## Given request
Transcribe the records below exactly, leaving out any pictures.

[start of Records to process]

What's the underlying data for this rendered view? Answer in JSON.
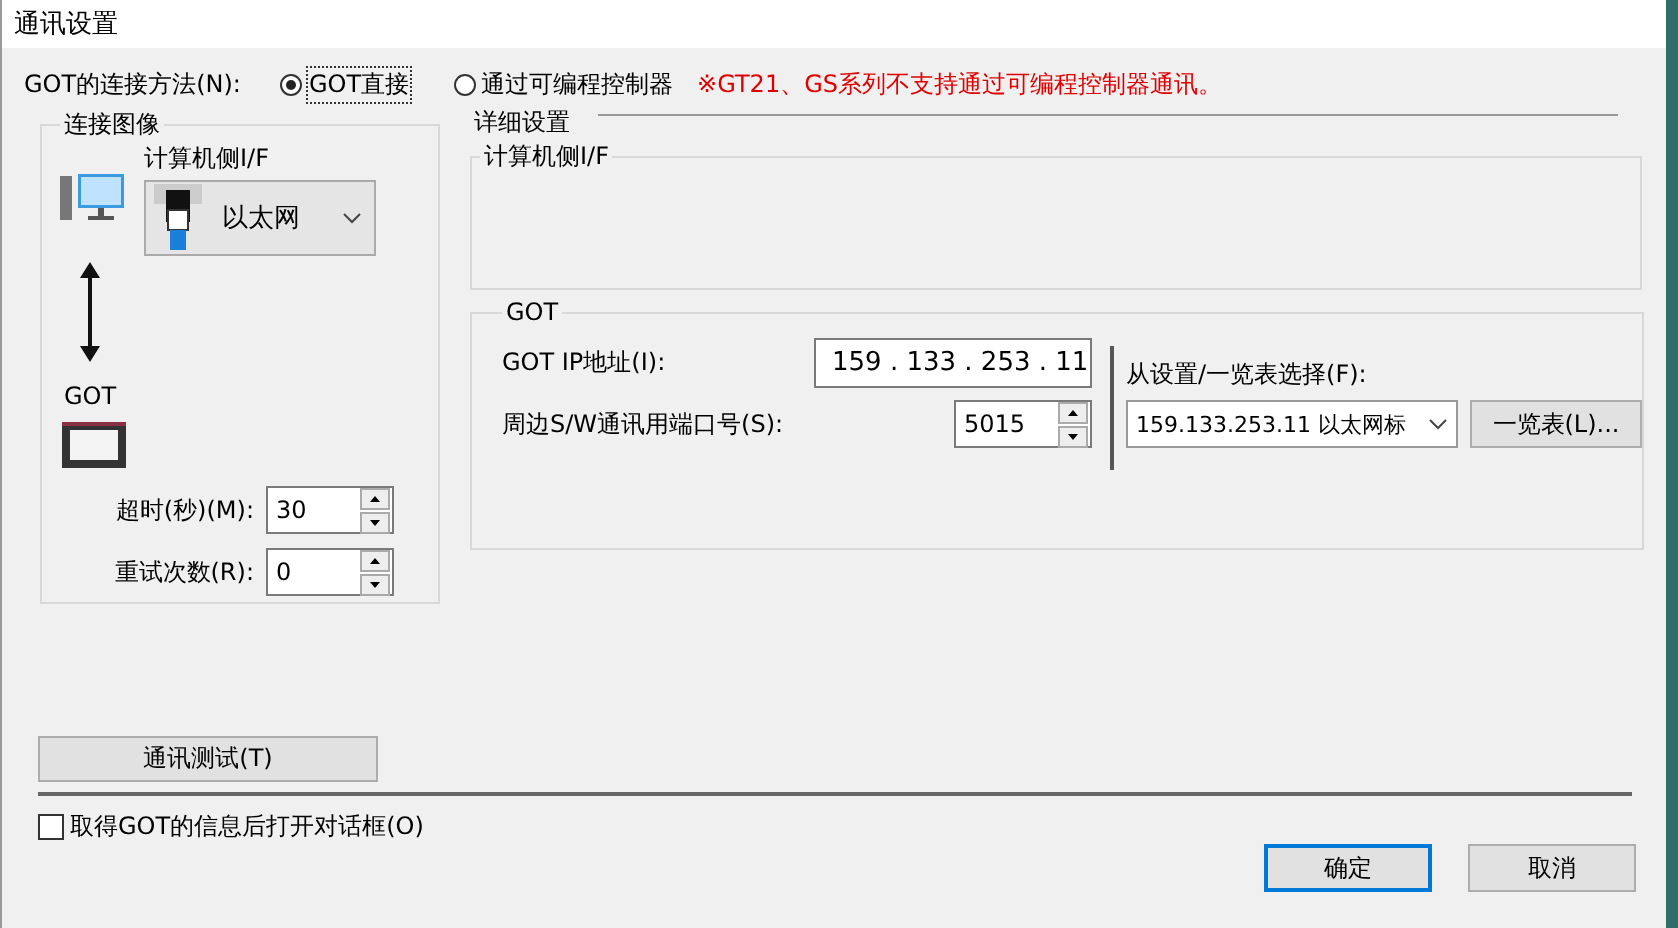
{
  "window": {
    "title": "通讯设置"
  },
  "connection_method": {
    "label": "GOT的连接方法(N):",
    "options": [
      {
        "label": "GOT直接",
        "selected": true
      },
      {
        "label": "通过可编程控制器",
        "selected": false
      }
    ],
    "note": "※GT21、GS系列不支持通过可编程控制器通讯。"
  },
  "connection_image": {
    "title": "连接图像",
    "computer_if_label": "计算机侧I/F",
    "interface": "以太网",
    "got_label": "GOT",
    "timeout": {
      "label": "超时(秒)(M):",
      "value": "30"
    },
    "retries": {
      "label": "重试次数(R):",
      "value": "0"
    }
  },
  "detail": {
    "title": "详细设置",
    "computer_if": {
      "title": "计算机侧I/F"
    },
    "got": {
      "title": "GOT",
      "ip": {
        "label": "GOT IP地址(I):",
        "value": "159 . 133 . 253 . 11"
      },
      "port": {
        "label": "周边S/W通讯用端口号(S):",
        "value": "5015"
      },
      "select_label": "从设置/一览表选择(F):",
      "select_value": "159.133.253.11 以太网标",
      "list_button": "一览表(L)..."
    }
  },
  "test_button": "通讯测试(T)",
  "open_dialog": {
    "label": "取得GOT的信息后打开对话框(O)",
    "checked": false
  },
  "buttons": [
    {
      "label": "确定",
      "default": true
    },
    {
      "label": "取消",
      "default": false
    }
  ]
}
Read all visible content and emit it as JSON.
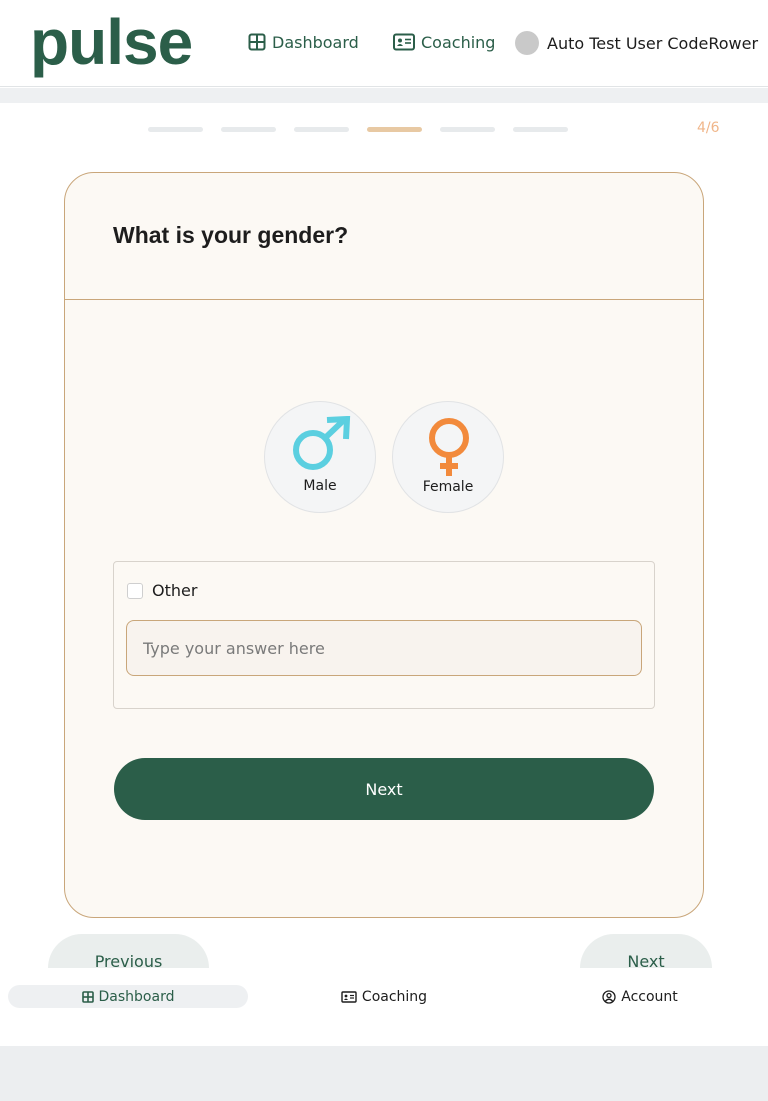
{
  "app": {
    "logo": "pulse",
    "brand_color": "#2b5e49",
    "accent_color": "#c9a67a"
  },
  "header": {
    "nav": [
      {
        "label": "Dashboard",
        "icon": "grid-icon"
      },
      {
        "label": "Coaching",
        "icon": "id-card-icon"
      }
    ],
    "user_name": "Auto Test User CodeRower"
  },
  "progress": {
    "total_steps": 6,
    "current_step": 4,
    "label": "4/6"
  },
  "question": {
    "title": "What is your gender?",
    "options": [
      {
        "label": "Male",
        "icon": "male-symbol-icon",
        "color": "#5bcfe0"
      },
      {
        "label": "Female",
        "icon": "female-symbol-icon",
        "color": "#f28a3c"
      }
    ],
    "other_label": "Other",
    "other_checked": false,
    "answer_placeholder": "Type your answer here",
    "answer_value": "",
    "submit_label": "Next"
  },
  "pager": {
    "previous_label": "Previous",
    "next_label": "Next"
  },
  "tabbar": {
    "items": [
      {
        "label": "Dashboard",
        "icon": "grid-icon",
        "active": true
      },
      {
        "label": "Coaching",
        "icon": "id-card-icon",
        "active": false
      },
      {
        "label": "Account",
        "icon": "user-circle-icon",
        "active": false
      }
    ]
  }
}
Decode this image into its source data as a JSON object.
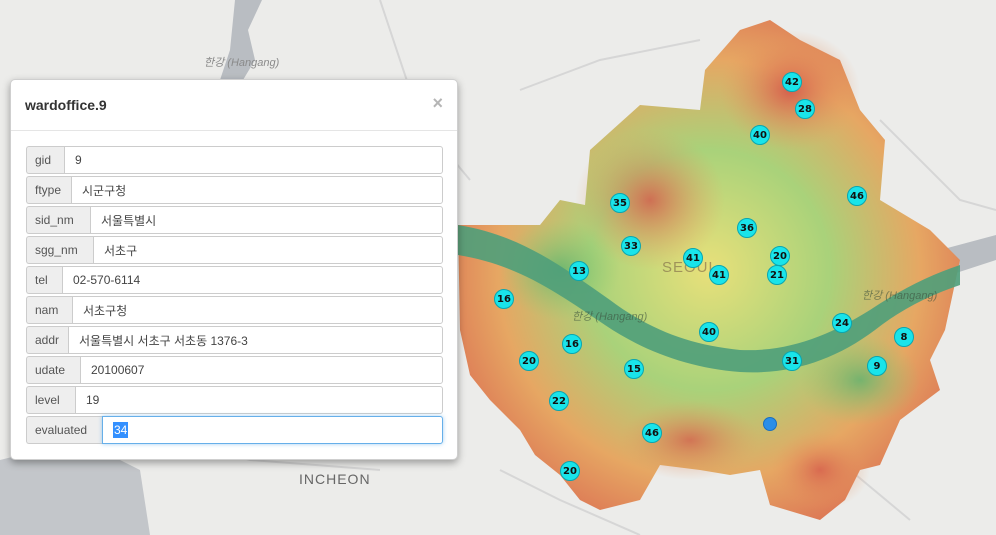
{
  "map": {
    "labels": {
      "river_top": "한강 (Hangang)",
      "river_mid": "한강 (Hangang)",
      "river_right": "한강 (Hangang)",
      "city": "INCHEON",
      "seoul": "SEOUL"
    },
    "markers": [
      "42",
      "28",
      "40",
      "46",
      "35",
      "36",
      "33",
      "41",
      "20",
      "13",
      "41",
      "21",
      "16",
      "24",
      "8",
      "40",
      "16",
      "20",
      "31",
      "15",
      "9",
      "22",
      "46",
      "20"
    ],
    "colors": {
      "marker": "#19e4ea",
      "location": "#2a8ee8",
      "river": "#4f9f7a"
    }
  },
  "popup": {
    "title": "wardoffice.9",
    "close_icon": "×",
    "fields": [
      {
        "label": "gid",
        "value": "9"
      },
      {
        "label": "ftype",
        "value": "시군구청"
      },
      {
        "label": "sid_nm",
        "value": "서울특별시"
      },
      {
        "label": "sgg_nm",
        "value": "서초구"
      },
      {
        "label": "tel",
        "value": "02-570-6114"
      },
      {
        "label": "nam",
        "value": "서초구청"
      },
      {
        "label": "addr",
        "value": "서울특별시 서초구 서초동 1376-3"
      },
      {
        "label": "udate",
        "value": "20100607"
      },
      {
        "label": "level",
        "value": "19"
      },
      {
        "label": "evaluated",
        "value": "34"
      }
    ]
  }
}
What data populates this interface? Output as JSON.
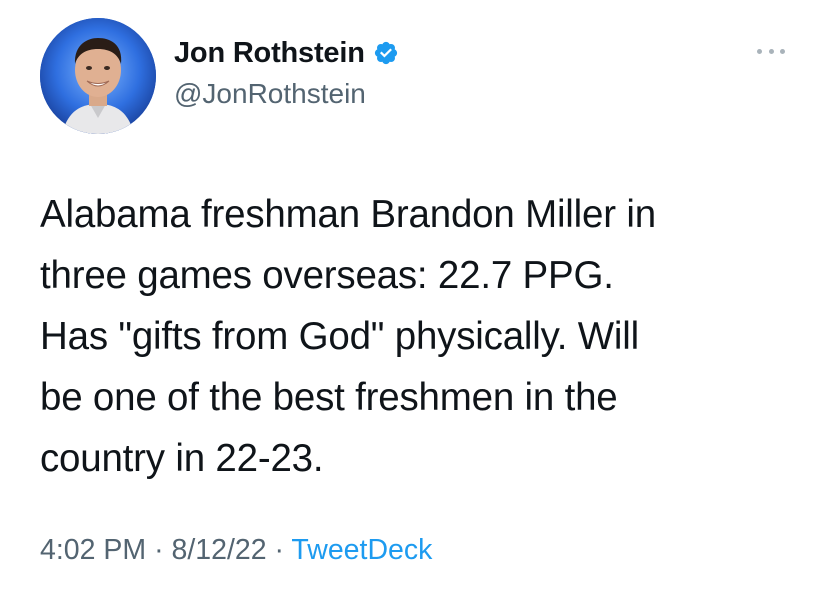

[end of Records to process]

## Exercise response
What's the underlying data for this rendered view? Answer in JSON.
{
  "window": {
    "title": "通讯设置"
  },
  "connection_method": {
    "label": "GOT的连接方法(N):",
    "options": [
      {
        "label": "GOT直接",
        "selected": true
      },
      {
        "label": "通过可编程控制器",
        "selected": false
      }
    ],
    "note": "※GT21、GS系列不支持通过可编程控制器通讯。"
  },
  "connection_image": {
    "title": "连接图像",
    "computer_if_label": "计算机侧I/F",
    "interface": "以太网",
    "got_label": "GOT",
    "timeout": {
      "label": "超时(秒)(M):",
      "value": "30"
    },
    "retries": {
      "label": "重试次数(R):",
      "value": "0"
    }
  },
  "detail": {
    "title": "详细设置",
    "computer_if": {
      "title": "计算机侧I/F"
    },
    "got": {
      "title": "GOT",
      "ip": {
        "label": "GOT IP地址(I):",
        "value": "159 . 133 . 253 . 11"
      },
      "port": {
        "label": "周边S/W通讯用端口号(S):",
        "value": "5015"
      },
      "select_label": "从设置/一览表选择(F):",
      "select_value": "159.133.253.11 以太网标",
      "list_button": "一览表(L)..."
    }
  },
  "test_button": "通讯测试(T)",
  "open_dialog": {
    "label": "取得GOT的信息后打开对话框(O)",
    "checked": false
  },
  "buttons": [
    {
      "label": "确定",
      "default": true
    },
    {
      "label": "取消",
      "default": false
    }
  ]
}
Read all visible content and emit it as JSON.
{
  "app": {
    "logo": "pulse",
    "brand_color": "#2b5e49",
    "accent_color": "#c9a67a"
  },
  "header": {
    "nav": [
      {
        "label": "Dashboard",
        "icon": "grid-icon"
      },
      {
        "label": "Coaching",
        "icon": "id-card-icon"
      }
    ],
    "user_name": "Auto Test User CodeRower"
  },
  "progress": {
    "total_steps": 6,
    "current_step": 4,
    "label": "4/6"
  },
  "question": {
    "title": "What is your gender?",
    "options": [
      {
        "label": "Male",
        "icon": "male-symbol-icon",
        "color": "#5bcfe0"
      },
      {
        "label": "Female",
        "icon": "female-symbol-icon",
        "color": "#f28a3c"
      }
    ],
    "other_label": "Other",
    "other_checked": false,
    "answer_placeholder": "Type your answer here",
    "answer_value": "",
    "submit_label": "Next"
  },
  "pager": {
    "previous_label": "Previous",
    "next_label": "Next"
  },
  "tabbar": {
    "items": [
      {
        "label": "Dashboard",
        "icon": "grid-icon",
        "active": true
      },
      {
        "label": "Coaching",
        "icon": "id-card-icon",
        "active": false
      },
      {
        "label": "Account",
        "icon": "user-circle-icon",
        "active": false
      }
    ]
  }
}
Decode this image into its source data as a JSON object.
{
  "map": {
    "labels": {
      "river_top": "한강 (Hangang)",
      "river_mid": "한강 (Hangang)",
      "river_right": "한강 (Hangang)",
      "city": "INCHEON",
      "seoul": "SEOUL"
    },
    "markers": [
      "42",
      "28",
      "40",
      "46",
      "35",
      "36",
      "33",
      "41",
      "20",
      "13",
      "41",
      "21",
      "16",
      "24",
      "8",
      "40",
      "16",
      "20",
      "31",
      "15",
      "9",
      "22",
      "46",
      "20"
    ],
    "colors": {
      "marker": "#19e4ea",
      "location": "#2a8ee8",
      "river": "#4f9f7a"
    }
  },
  "popup": {
    "title": "wardoffice.9",
    "close_icon": "×",
    "fields": [
      {
        "label": "gid",
        "value": "9"
      },
      {
        "label": "ftype",
        "value": "시군구청"
      },
      {
        "label": "sid_nm",
        "value": "서울특별시"
      },
      {
        "label": "sgg_nm",
        "value": "서초구"
      },
      {
        "label": "tel",
        "value": "02-570-6114"
      },
      {
        "label": "nam",
        "value": "서초구청"
      },
      {
        "label": "addr",
        "value": "서울특별시 서초구 서초동 1376-3"
      },
      {
        "label": "udate",
        "value": "20100607"
      },
      {
        "label": "level",
        "value": "19"
      },
      {
        "label": "evaluated",
        "value": "34"
      }
    ]
  }
}
What data populates this interface? Output as JSON.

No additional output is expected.